=== Extracted records ===

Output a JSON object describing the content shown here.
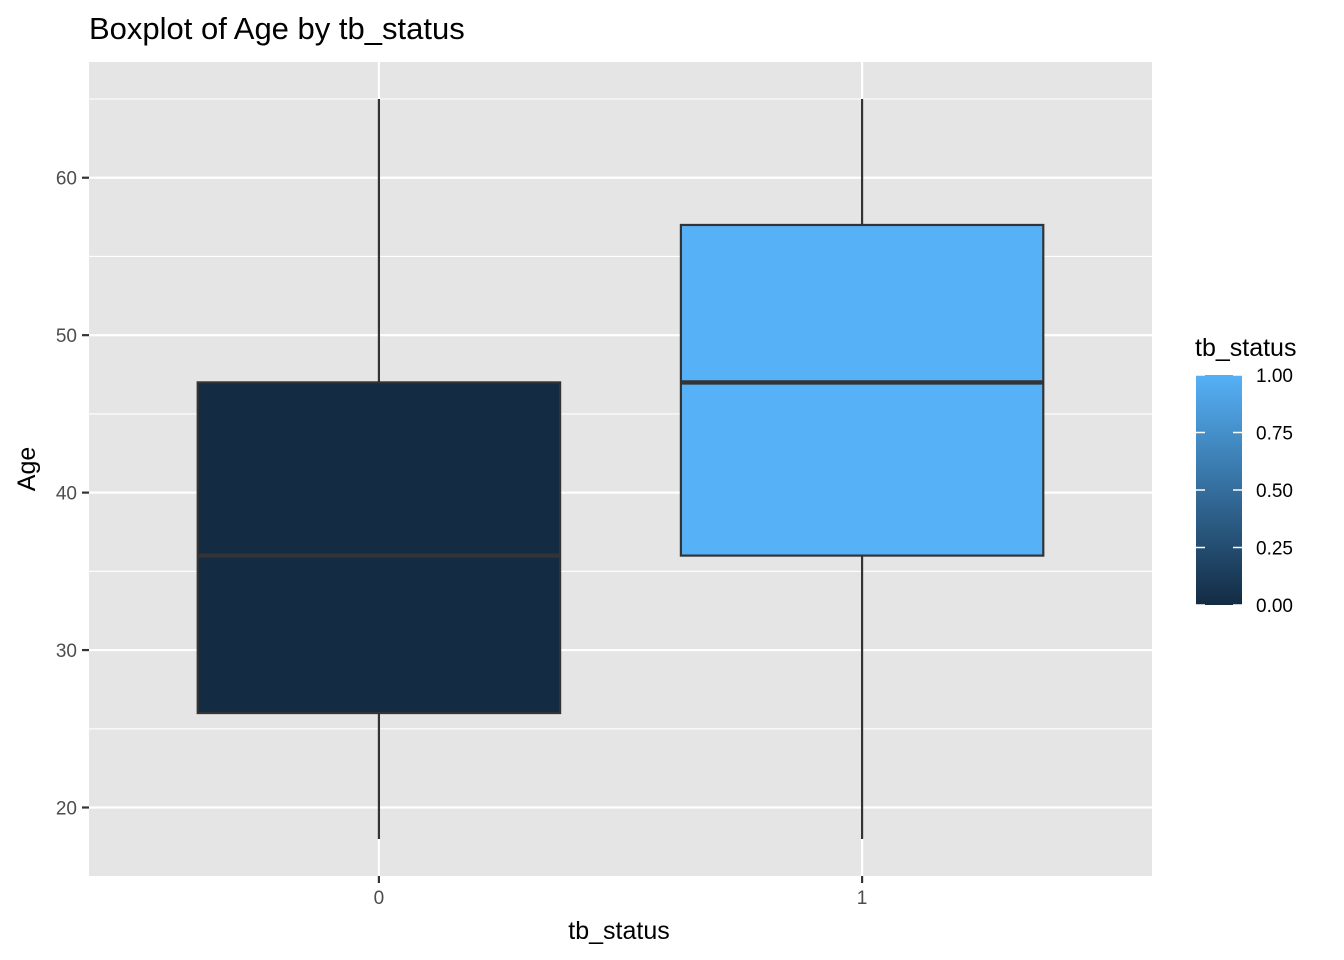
{
  "chart_data": {
    "type": "boxplot",
    "title": "Boxplot of Age by tb_status",
    "xlabel": "tb_status",
    "ylabel": "Age",
    "categories": [
      "0",
      "1"
    ],
    "boxes": [
      {
        "category": "0",
        "fill_value": 0,
        "whisker_low": 18,
        "q1": 26,
        "median": 36,
        "q3": 47,
        "whisker_high": 65
      },
      {
        "category": "1",
        "fill_value": 1,
        "whisker_low": 18,
        "q1": 36,
        "median": 47,
        "q3": 57,
        "whisker_high": 65
      }
    ],
    "ylim": [
      15.65,
      67.35
    ],
    "y_ticks": [
      20,
      30,
      40,
      50,
      60
    ],
    "y_tick_labels": [
      "20",
      "30",
      "40",
      "50",
      "60"
    ],
    "grid": true,
    "legend": {
      "title": "tb_status",
      "placement": "right",
      "type": "colorbar",
      "range": [
        0,
        1
      ],
      "breaks": [
        0,
        0.25,
        0.5,
        0.75,
        1
      ],
      "labels": [
        "0.00",
        "0.25",
        "0.50",
        "0.75",
        "1.00"
      ],
      "low_color": "#132B43",
      "high_color": "#56B1F7"
    },
    "colors": {
      "panel_background": "#E5E5E5",
      "grid_line": "#FFFFFF",
      "box_outline": "#333333",
      "whisker": "#333333"
    }
  }
}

=== Instruction ===
Would you set down the listing exactly, omitting pictures?

=== Reply to the task ===
Output a JSON object describing the content shown here.
{
  "chart_data": {
    "type": "boxplot",
    "title": "Boxplot of Age by tb_status",
    "xlabel": "tb_status",
    "ylabel": "Age",
    "categories": [
      "0",
      "1"
    ],
    "boxes": [
      {
        "category": "0",
        "fill_value": 0,
        "whisker_low": 18,
        "q1": 26,
        "median": 36,
        "q3": 47,
        "whisker_high": 65
      },
      {
        "category": "1",
        "fill_value": 1,
        "whisker_low": 18,
        "q1": 36,
        "median": 47,
        "q3": 57,
        "whisker_high": 65
      }
    ],
    "ylim": [
      15.65,
      67.35
    ],
    "y_ticks": [
      20,
      30,
      40,
      50,
      60
    ],
    "y_tick_labels": [
      "20",
      "30",
      "40",
      "50",
      "60"
    ],
    "grid": true,
    "legend": {
      "title": "tb_status",
      "placement": "right",
      "type": "colorbar",
      "range": [
        0,
        1
      ],
      "breaks": [
        0,
        0.25,
        0.5,
        0.75,
        1
      ],
      "labels": [
        "0.00",
        "0.25",
        "0.50",
        "0.75",
        "1.00"
      ],
      "low_color": "#132B43",
      "high_color": "#56B1F7"
    },
    "colors": {
      "panel_background": "#E5E5E5",
      "grid_line": "#FFFFFF",
      "box_outline": "#333333",
      "whisker": "#333333"
    }
  }
}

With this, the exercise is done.